Written task
Give every line back verbatim, dropping all images.

··· Supplied material

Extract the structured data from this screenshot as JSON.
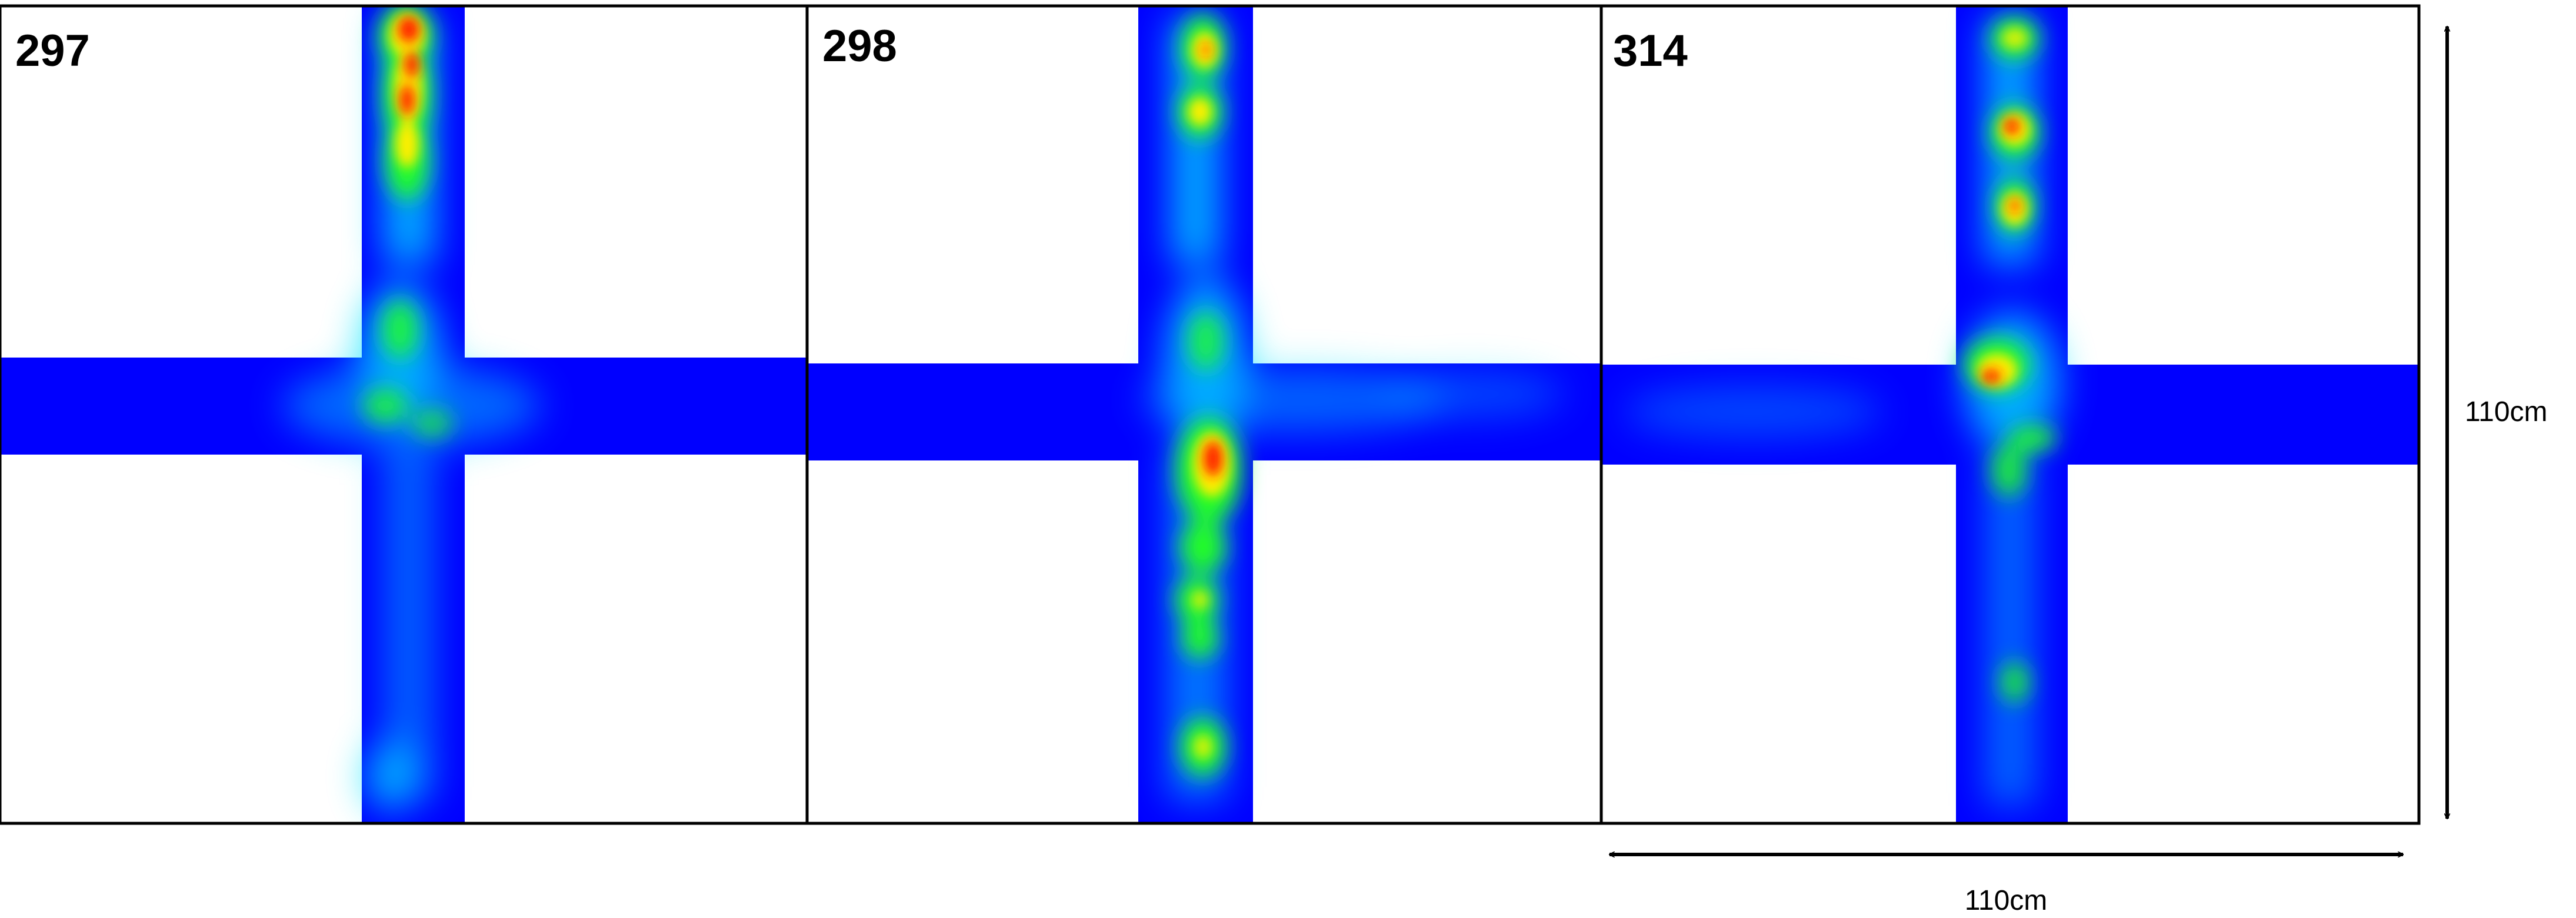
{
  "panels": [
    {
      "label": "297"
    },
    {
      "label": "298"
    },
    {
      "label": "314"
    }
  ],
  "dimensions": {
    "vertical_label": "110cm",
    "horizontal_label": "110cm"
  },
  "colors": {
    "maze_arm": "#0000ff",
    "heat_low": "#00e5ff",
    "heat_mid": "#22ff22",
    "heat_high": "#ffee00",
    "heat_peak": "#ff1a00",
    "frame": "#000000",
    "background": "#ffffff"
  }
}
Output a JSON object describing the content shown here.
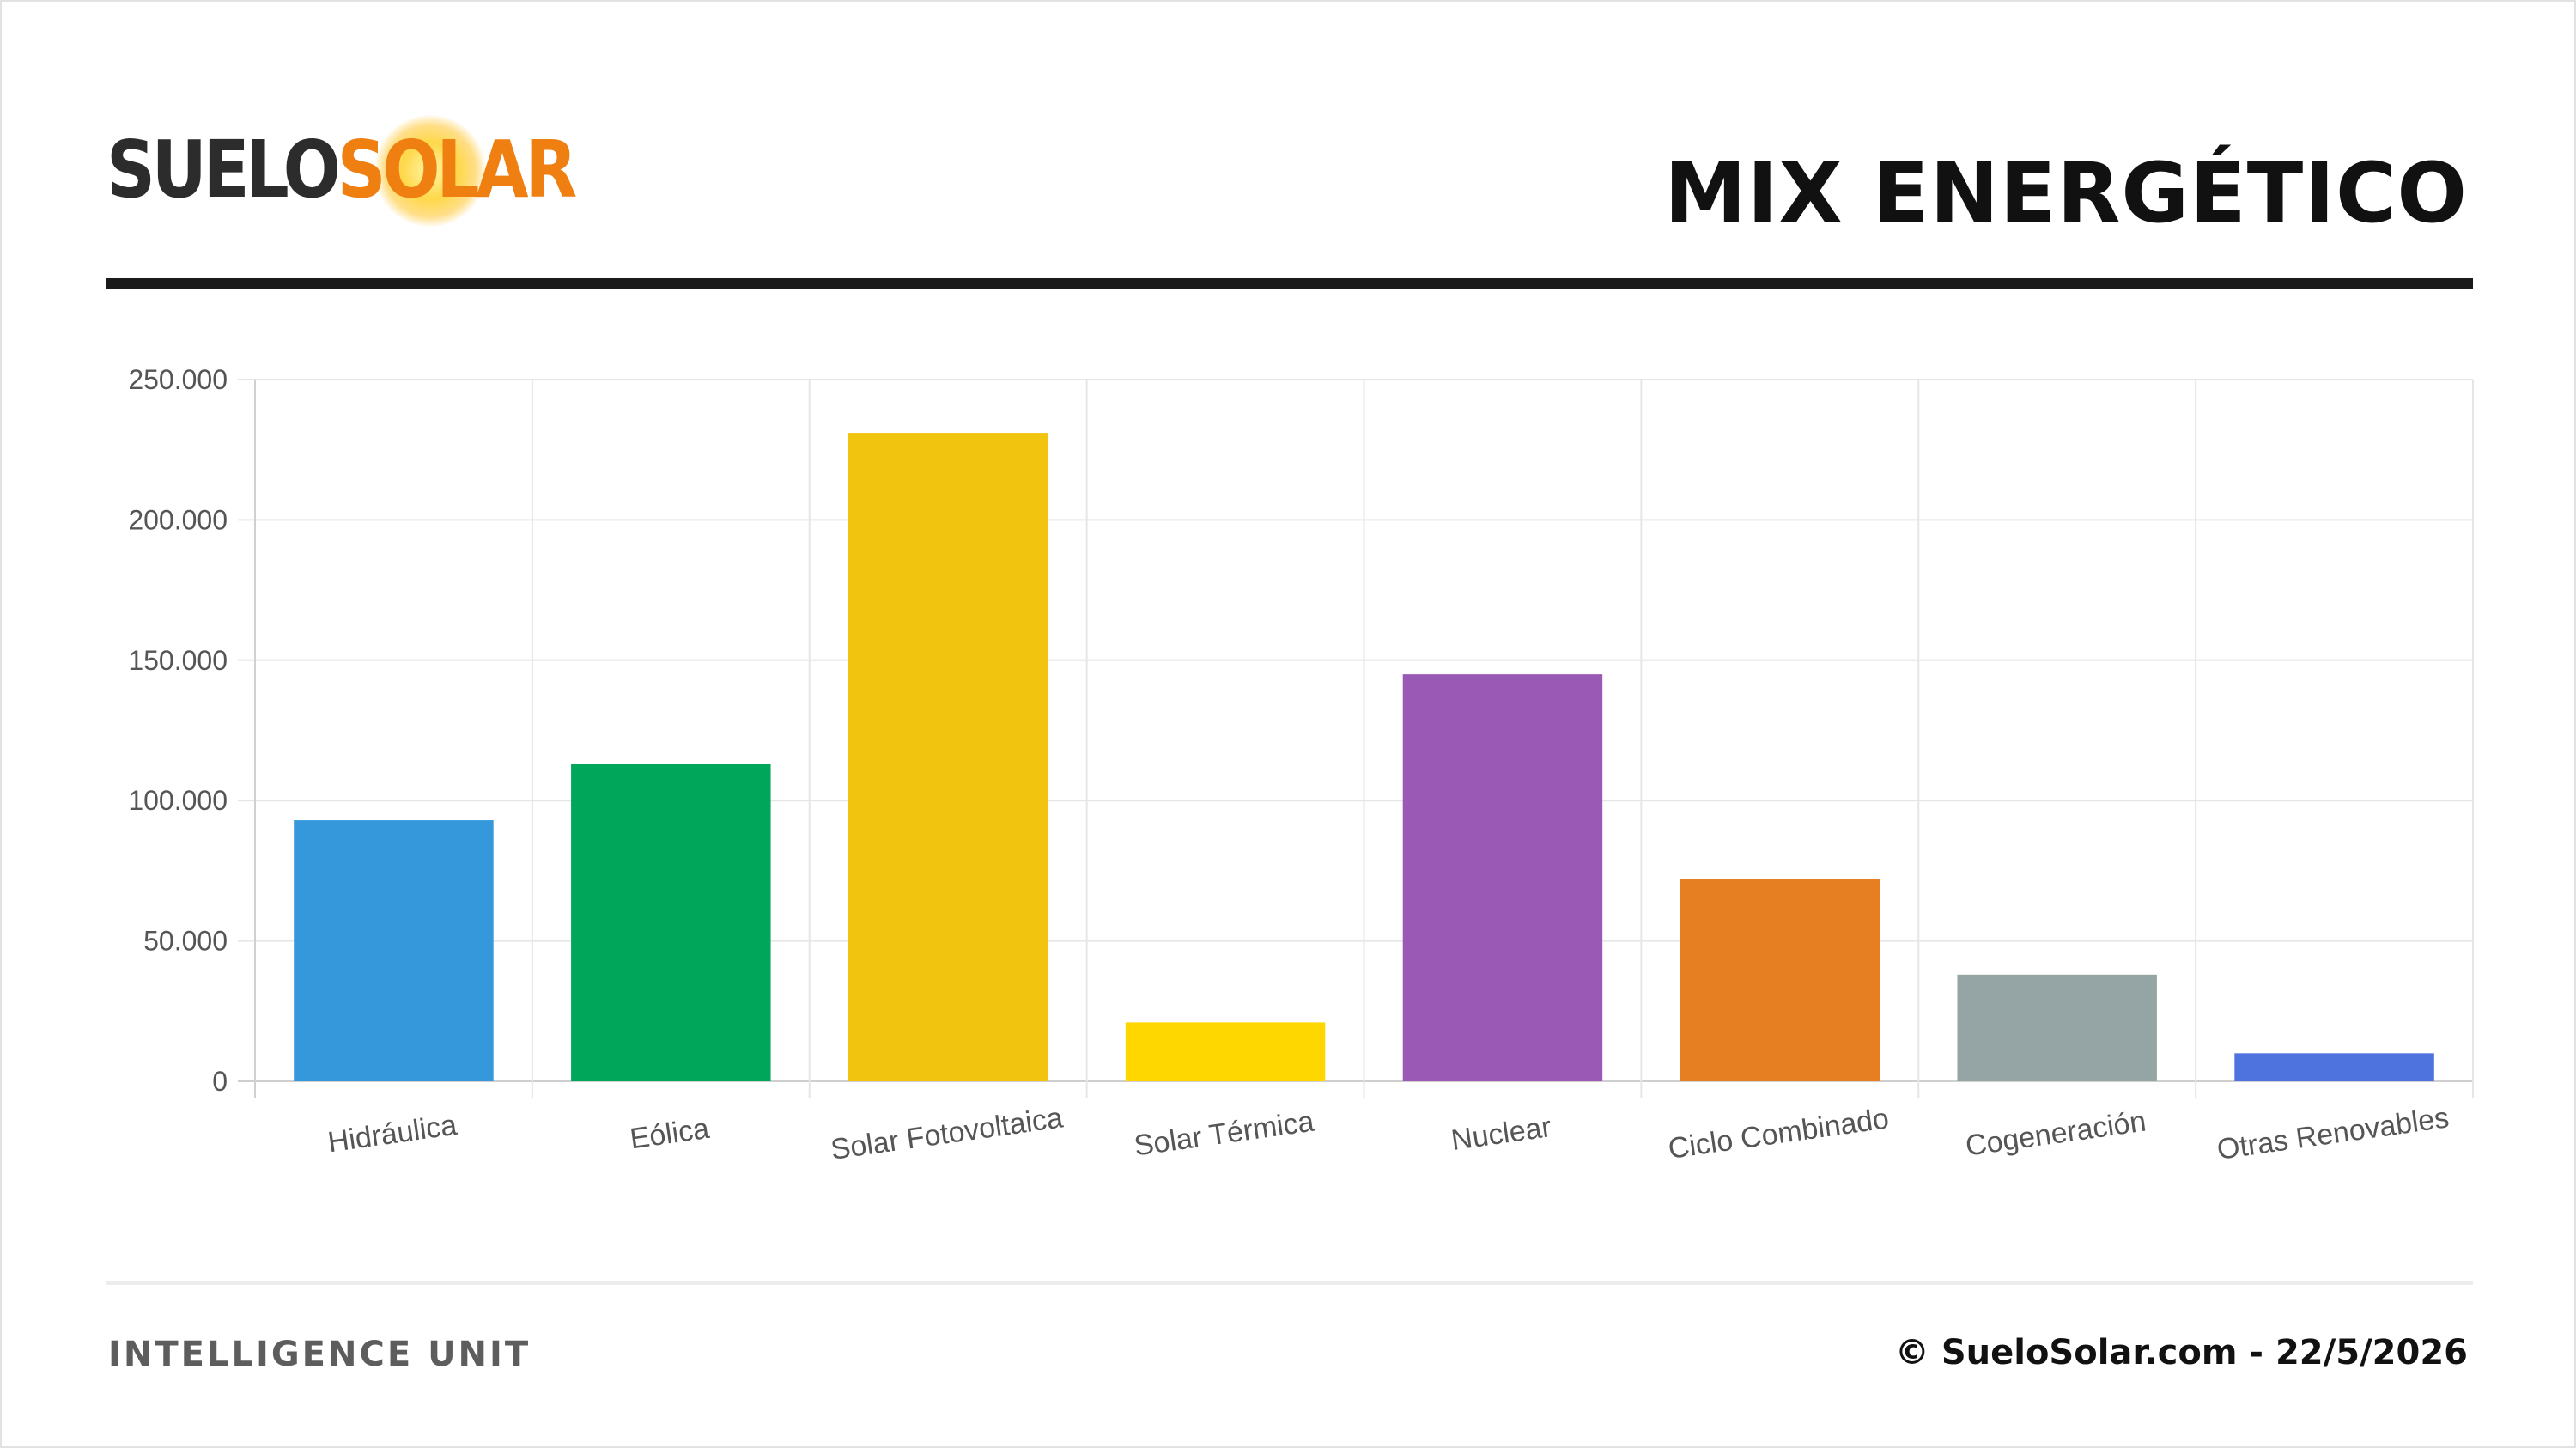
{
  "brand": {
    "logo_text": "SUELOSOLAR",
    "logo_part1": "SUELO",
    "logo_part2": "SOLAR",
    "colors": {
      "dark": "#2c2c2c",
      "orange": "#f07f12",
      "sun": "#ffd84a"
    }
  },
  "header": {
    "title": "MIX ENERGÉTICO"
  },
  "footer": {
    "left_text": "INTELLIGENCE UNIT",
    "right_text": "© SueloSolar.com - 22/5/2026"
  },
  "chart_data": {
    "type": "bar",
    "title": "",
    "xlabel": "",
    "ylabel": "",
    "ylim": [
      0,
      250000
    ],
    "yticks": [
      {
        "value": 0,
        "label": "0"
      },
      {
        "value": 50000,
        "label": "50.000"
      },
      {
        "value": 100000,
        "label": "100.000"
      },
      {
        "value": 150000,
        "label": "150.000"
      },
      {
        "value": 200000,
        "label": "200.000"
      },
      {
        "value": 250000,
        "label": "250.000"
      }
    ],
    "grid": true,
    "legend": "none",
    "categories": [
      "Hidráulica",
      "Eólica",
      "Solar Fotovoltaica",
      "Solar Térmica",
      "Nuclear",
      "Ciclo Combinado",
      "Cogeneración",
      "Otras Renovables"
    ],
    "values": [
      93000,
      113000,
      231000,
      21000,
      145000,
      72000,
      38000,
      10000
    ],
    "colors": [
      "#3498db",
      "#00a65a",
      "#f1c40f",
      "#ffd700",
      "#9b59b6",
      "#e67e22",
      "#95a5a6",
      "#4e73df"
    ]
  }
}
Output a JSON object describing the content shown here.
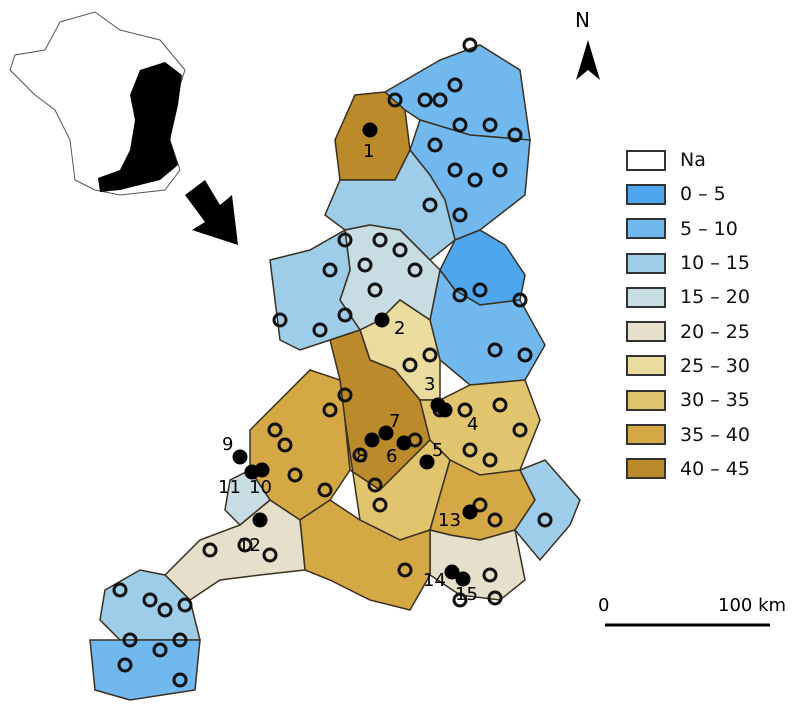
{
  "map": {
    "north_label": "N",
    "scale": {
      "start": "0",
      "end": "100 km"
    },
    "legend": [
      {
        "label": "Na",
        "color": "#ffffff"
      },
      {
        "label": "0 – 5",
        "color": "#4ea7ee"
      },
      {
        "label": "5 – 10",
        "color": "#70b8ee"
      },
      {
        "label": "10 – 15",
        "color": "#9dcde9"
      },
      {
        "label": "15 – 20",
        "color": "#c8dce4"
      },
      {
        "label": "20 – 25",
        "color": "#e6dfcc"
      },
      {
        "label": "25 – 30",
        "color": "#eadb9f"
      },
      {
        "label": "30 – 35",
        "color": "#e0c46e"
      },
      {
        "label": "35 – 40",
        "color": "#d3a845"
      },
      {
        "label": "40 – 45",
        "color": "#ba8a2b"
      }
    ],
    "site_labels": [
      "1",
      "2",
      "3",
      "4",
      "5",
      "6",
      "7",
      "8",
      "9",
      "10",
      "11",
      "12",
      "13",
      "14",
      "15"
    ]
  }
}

······

Problem solution
Extract the structured data from this screenshot as JSON.
{
  "panels": [
    {
      "label": "297"
    },
    {
      "label": "298"
    },
    {
      "label": "314"
    }
  ],
  "dimensions": {
    "vertical_label": "110cm",
    "horizontal_label": "110cm"
  },
  "colors": {
    "maze_arm": "#0000ff",
    "heat_low": "#00e5ff",
    "heat_mid": "#22ff22",
    "heat_high": "#ffee00",
    "heat_peak": "#ff1a00",
    "frame": "#000000",
    "background": "#ffffff"
  }
}
Output a JSON object describing the content shown here.
{
  "brand": {
    "logo_text": "SUELOSOLAR",
    "logo_part1": "SUELO",
    "logo_part2": "SOLAR",
    "colors": {
      "dark": "#2c2c2c",
      "orange": "#f07f12",
      "sun": "#ffd84a"
    }
  },
  "header": {
    "title": "MIX ENERGÉTICO"
  },
  "footer": {
    "left_text": "INTELLIGENCE UNIT",
    "right_text": "© SueloSolar.com - 22/5/2026"
  },
  "chart_data": {
    "type": "bar",
    "title": "",
    "xlabel": "",
    "ylabel": "",
    "ylim": [
      0,
      250000
    ],
    "yticks": [
      {
        "value": 0,
        "label": "0"
      },
      {
        "value": 50000,
        "label": "50.000"
      },
      {
        "value": 100000,
        "label": "100.000"
      },
      {
        "value": 150000,
        "label": "150.000"
      },
      {
        "value": 200000,
        "label": "200.000"
      },
      {
        "value": 250000,
        "label": "250.000"
      }
    ],
    "grid": true,
    "legend": "none",
    "categories": [
      "Hidráulica",
      "Eólica",
      "Solar Fotovoltaica",
      "Solar Térmica",
      "Nuclear",
      "Ciclo Combinado",
      "Cogeneración",
      "Otras Renovables"
    ],
    "values": [
      93000,
      113000,
      231000,
      21000,
      145000,
      72000,
      38000,
      10000
    ],
    "colors": [
      "#3498db",
      "#00a65a",
      "#f1c40f",
      "#ffd700",
      "#9b59b6",
      "#e67e22",
      "#95a5a6",
      "#4e73df"
    ]
  }
}
Output a JSON object describing the content shown here.
{
  "map": {
    "north_label": "N",
    "scale": {
      "start": "0",
      "end": "100 km"
    },
    "legend": [
      {
        "label": "Na",
        "color": "#ffffff"
      },
      {
        "label": "0 – 5",
        "color": "#4ea7ee"
      },
      {
        "label": "5 – 10",
        "color": "#70b8ee"
      },
      {
        "label": "10 – 15",
        "color": "#9dcde9"
      },
      {
        "label": "15 – 20",
        "color": "#c8dce4"
      },
      {
        "label": "20 – 25",
        "color": "#e6dfcc"
      },
      {
        "label": "25 – 30",
        "color": "#eadb9f"
      },
      {
        "label": "30 – 35",
        "color": "#e0c46e"
      },
      {
        "label": "35 – 40",
        "color": "#d3a845"
      },
      {
        "label": "40 – 45",
        "color": "#ba8a2b"
      }
    ],
    "site_labels": [
      "1",
      "2",
      "3",
      "4",
      "5",
      "6",
      "7",
      "8",
      "9",
      "10",
      "11",
      "12",
      "13",
      "14",
      "15"
    ]
  }
}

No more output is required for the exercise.